# Task brief
Repeat every record below exactly, but leave out any pictures.
=======
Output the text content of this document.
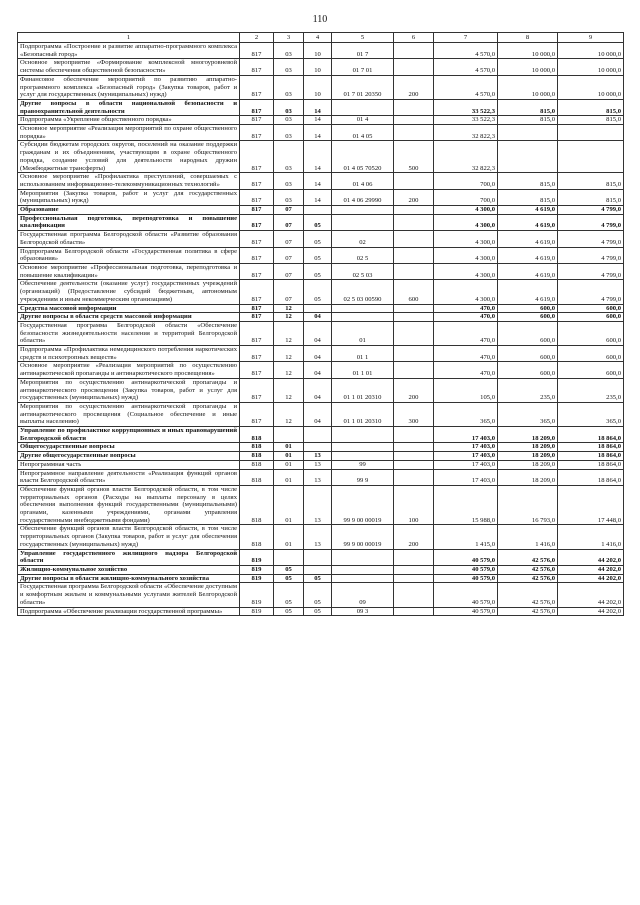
110
1	2	3	4	5	6	7	8	9
Подпрограмма «Построение и развитие аппаратно-программного комплекса «Безопасный город»	817	03	10	01 7		4 570,0	10 000,0	10 000,0
Основное мероприятие «Формирование комплексной многоуровневой системы обеспечения общественной безопасности»	817	03	10	01 7 01		4 570,0	10 000,0	10 000,0
Финансовое обеспечение мероприятий по развитию аппаратно-программного комплекса «Безопасный город» (Закупка товаров, работ и услуг для государственных (муниципальных) нужд)	817	03	10	01 7 01 20350	200	4 570,0	10 000,0	10 000,0
Другие вопросы в области национальной безопасности и правоохранительной деятельности	817	03	14			33 522,3	815,0	815,0
Подпрограмма «Укрепление общественного порядка»	817	03	14	01 4		33 522,3	815,0	815,0
Основное мероприятие «Реализация мероприятий по охране общественного порядка»	817	03	14	01 4 05		32 822,3		
Субсидии бюджетам городских округов, поселений на оказание поддержки гражданам и их объединениям, участвующим в охране общественного порядка, создание условий для деятельности народных дружин (Межбюджетные трансферты)	817	03	14	01 4 05 70520	500	32 822,3		
Основное мероприятие «Профилактика преступлений, совершаемых с использованием информационно-телекоммуникационных технологий»	817	03	14	01 4 06		700,0	815,0	815,0
Мероприятия (Закупка товаров, работ и услуг для государственных (муниципальных) нужд)	817	03	14	01 4 06 29990	200	700,0	815,0	815,0
Образование	817	07				4 300,0	4 619,0	4 799,0
Профессиональная подготовка, переподготовка и повышение квалификации	817	07	05			4 300,0	4 619,0	4 799,0
Государственная программа Белгородской области «Развитие образования Белгородской области»	817	07	05	02		4 300,0	4 619,0	4 799,0
Подпрограмма Белгородской области «Государственная политика в сфере образования»	817	07	05	02 5		4 300,0	4 619,0	4 799,0
Основное мероприятие «Профессиональная подготовка, переподготовка и повышение квалификации»	817	07	05	02 5 03		4 300,0	4 619,0	4 799,0
Обеспечение деятельности (оказание услуг) государственных учреждений (организаций) (Предоставление субсидий бюджетным, автономным учреждениям и иным некоммерческим организациям)	817	07	05	02 5 03 00590	600	4 300,0	4 619,0	4 799,0
Средства массовой информации	817	12				470,0	600,0	600,0
Другие вопросы в области средств массовой информации	817	12	04			470,0	600,0	600,0
Государственная программа Белгородской области «Обеспечение безопасности жизнедеятельности населения и территорий Белгородской области»	817	12	04	01		470,0	600,0	600,0
Подпрограмма «Профилактика немедицинского потребления наркотических средств и психотропных веществ»	817	12	04	01 1		470,0	600,0	600,0
Основное мероприятие «Реализация мероприятий по осуществлению антинаркотической пропаганды и антинаркотического просвещения»	817	12	04	01 1 01		470,0	600,0	600,0
Мероприятия по осуществлению антинаркотической пропаганды и антинаркотического просвещения (Закупка товаров, работ и услуг для государственных (муниципальных) нужд)	817	12	04	01 1 01 20310	200	105,0	235,0	235,0
Мероприятия по осуществлению антинаркотической пропаганды и антинаркотического просвещения (Социальное обеспечение и иные выплаты населению)	817	12	04	01 1 01 20310	300	365,0	365,0	365,0
Управление по профилактике коррупционных и иных правонарушений Белгородской области	818					17 403,0	18 209,0	18 864,0
Общегосударственные вопросы	818	01				17 403,0	18 209,0	18 864,0
Другие общегосударственные вопросы	818	01	13			17 403,0	18 209,0	18 864,0
Непрограммная часть	818	01	13	99		17 403,0	18 209,0	18 864,0
Непрограммное направление деятельности «Реализация функций органов власти Белгородской области»	818	01	13	99 9		17 403,0	18 209,0	18 864,0
Обеспечение функций органов власти Белгородской области, в том числе территориальных органов (Расходы на выплаты персоналу в целях обеспечения выполнения функций государственными (муниципальными) органами, казенными учреждениями, органами управления государственными внебюджетными фондами)	818	01	13	99 9 00 00019	100	15 988,0	16 793,0	17 448,0
Обеспечение функций органов власти Белгородской области, в том числе территориальных органов (Закупка товаров, работ и услуг для обеспечения государственных (муниципальных) нужд)	818	01	13	99 9 00 00019	200	1 415,0	1 416,0	1 416,0
Управление государственного жилищного надзора Белгородской области	819					40 579,0	42 576,0	44 202,0
Жилищно-коммунальное хозяйство	819	05				40 579,0	42 576,0	44 202,0
Другие вопросы в области жилищно-коммунального хозяйства	819	05	05			40 579,0	42 576,0	44 202,0
Государственная программа Белгородской области «Обеспечение доступным и комфортным жильем и коммунальными услугами жителей Белгородской области»	819	05	05	09		40 579,0	42 576,0	44 202,0
Подпрограмма «Обеспечение реализации государственной программы»	819	05	05	09 3		40 579,0	42 576,0	44 202,0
=======
# Full output
Output the text content of this document.
110
1	2	3	4	5	6	7	8	9
Подпрограмма «Построение и развитие аппаратно-программного комплекса «Безопасный город»	817	03	10	01 7		4 570,0	10 000,0	10 000,0
Основное мероприятие «Формирование комплексной многоуровневой системы обеспечения общественной безопасности»	817	03	10	01 7 01		4 570,0	10 000,0	10 000,0
Финансовое обеспечение мероприятий по развитию аппаратно-программного комплекса «Безопасный город» (Закупка товаров, работ и услуг для государственных (муниципальных) нужд)	817	03	10	01 7 01 20350	200	4 570,0	10 000,0	10 000,0
Другие вопросы в области национальной безопасности и правоохранительной деятельности	817	03	14			33 522,3	815,0	815,0
Подпрограмма «Укрепление общественного порядка»	817	03	14	01 4		33 522,3	815,0	815,0
Основное мероприятие «Реализация мероприятий по охране общественного порядка»	817	03	14	01 4 05		32 822,3		
Субсидии бюджетам городских округов, поселений на оказание поддержки гражданам и их объединениям, участвующим в охране общественного порядка, создание условий для деятельности народных дружин (Межбюджетные трансферты)	817	03	14	01 4 05 70520	500	32 822,3		
Основное мероприятие «Профилактика преступлений, совершаемых с использованием информационно-телекоммуникационных технологий»	817	03	14	01 4 06		700,0	815,0	815,0
Мероприятия (Закупка товаров, работ и услуг для государственных (муниципальных) нужд)	817	03	14	01 4 06 29990	200	700,0	815,0	815,0
Образование	817	07				4 300,0	4 619,0	4 799,0
Профессиональная подготовка, переподготовка и повышение квалификации	817	07	05			4 300,0	4 619,0	4 799,0
Государственная программа Белгородской области «Развитие образования Белгородской области»	817	07	05	02		4 300,0	4 619,0	4 799,0
Подпрограмма Белгородской области «Государственная политика в сфере образования»	817	07	05	02 5		4 300,0	4 619,0	4 799,0
Основное мероприятие «Профессиональная подготовка, переподготовка и повышение квалификации»	817	07	05	02 5 03		4 300,0	4 619,0	4 799,0
Обеспечение деятельности (оказание услуг) государственных учреждений (организаций) (Предоставление субсидий бюджетным, автономным учреждениям и иным некоммерческим организациям)	817	07	05	02 5 03 00590	600	4 300,0	4 619,0	4 799,0
Средства массовой информации	817	12				470,0	600,0	600,0
Другие вопросы в области средств массовой информации	817	12	04			470,0	600,0	600,0
Государственная программа Белгородской области «Обеспечение безопасности жизнедеятельности населения и территорий Белгородской области»	817	12	04	01		470,0	600,0	600,0
Подпрограмма «Профилактика немедицинского потребления наркотических средств и психотропных веществ»	817	12	04	01 1		470,0	600,0	600,0
Основное мероприятие «Реализация мероприятий по осуществлению антинаркотической пропаганды и антинаркотического просвещения»	817	12	04	01 1 01		470,0	600,0	600,0
Мероприятия по осуществлению антинаркотической пропаганды и антинаркотического просвещения (Закупка товаров, работ и услуг для государственных (муниципальных) нужд)	817	12	04	01 1 01 20310	200	105,0	235,0	235,0
Мероприятия по осуществлению антинаркотической пропаганды и антинаркотического просвещения (Социальное обеспечение и иные выплаты населению)	817	12	04	01 1 01 20310	300	365,0	365,0	365,0
Управление по профилактике коррупционных и иных правонарушений Белгородской области	818					17 403,0	18 209,0	18 864,0
Общегосударственные вопросы	818	01				17 403,0	18 209,0	18 864,0
Другие общегосударственные вопросы	818	01	13			17 403,0	18 209,0	18 864,0
Непрограммная часть	818	01	13	99		17 403,0	18 209,0	18 864,0
Непрограммное направление деятельности «Реализация функций органов власти Белгородской области»	818	01	13	99 9		17 403,0	18 209,0	18 864,0
Обеспечение функций органов власти Белгородской области, в том числе территориальных органов (Расходы на выплаты персоналу в целях обеспечения выполнения функций государственными (муниципальными) органами, казенными учреждениями, органами управления государственными внебюджетными фондами)	818	01	13	99 9 00 00019	100	15 988,0	16 793,0	17 448,0
Обеспечение функций органов власти Белгородской области, в том числе территориальных органов (Закупка товаров, работ и услуг для обеспечения государственных (муниципальных) нужд)	818	01	13	99 9 00 00019	200	1 415,0	1 416,0	1 416,0
Управление государственного жилищного надзора Белгородской области	819					40 579,0	42 576,0	44 202,0
Жилищно-коммунальное хозяйство	819	05				40 579,0	42 576,0	44 202,0
Другие вопросы в области жилищно-коммунального хозяйства	819	05	05			40 579,0	42 576,0	44 202,0
Государственная программа Белгородской области «Обеспечение доступным и комфортным жильем и коммунальными услугами жителей Белгородской области»	819	05	05	09		40 579,0	42 576,0	44 202,0
Подпрограмма «Обеспечение реализации государственной программы»	819	05	05	09 3		40 579,0	42 576,0	44 202,0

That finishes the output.